Restate the full listing word for word; images stay out of it.
══ Exercise inputs
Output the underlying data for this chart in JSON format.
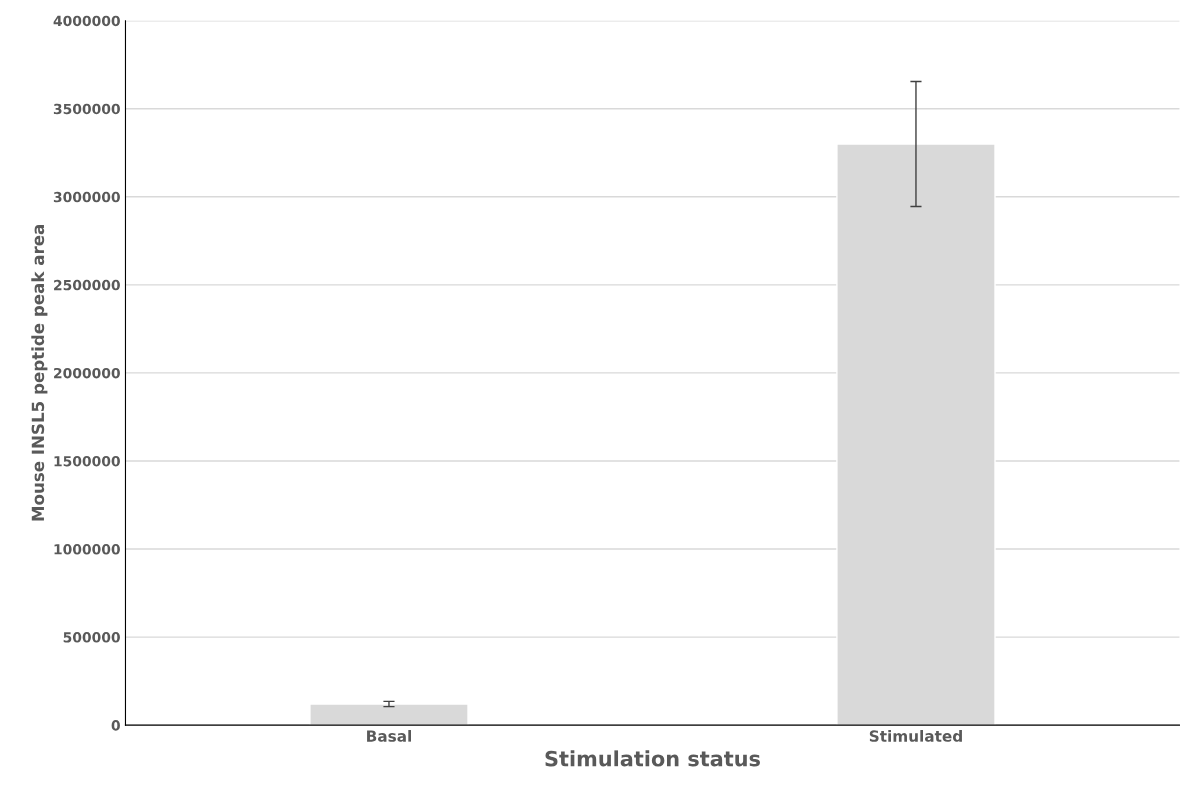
{
  "chart_data": {
    "type": "bar",
    "xlabel": "Stimulation status",
    "ylabel": "Mouse INSL5 peptide peak area",
    "categories": [
      "Basal",
      "Stimulated"
    ],
    "values": [
      120000,
      3300000
    ],
    "errors": [
      15000,
      355000
    ],
    "color": "#d9d9d9",
    "ylim": [
      0,
      4000000
    ],
    "yticks": [
      0,
      500000,
      1000000,
      1500000,
      2000000,
      2500000,
      3000000,
      3500000,
      4000000
    ],
    "grid": "y",
    "legend": false
  }
}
════
**Result**.
Output the underlying data for this chart in JSON format.
{
  "chart_data": {
    "type": "bar",
    "xlabel": "Stimulation status",
    "ylabel": "Mouse INSL5 peptide peak area",
    "categories": [
      "Basal",
      "Stimulated"
    ],
    "values": [
      120000,
      3300000
    ],
    "errors": [
      15000,
      355000
    ],
    "color": "#d9d9d9",
    "ylim": [
      0,
      4000000
    ],
    "yticks": [
      0,
      500000,
      1000000,
      1500000,
      2000000,
      2500000,
      3000000,
      3500000,
      4000000
    ],
    "grid": "y",
    "legend": false
  }
}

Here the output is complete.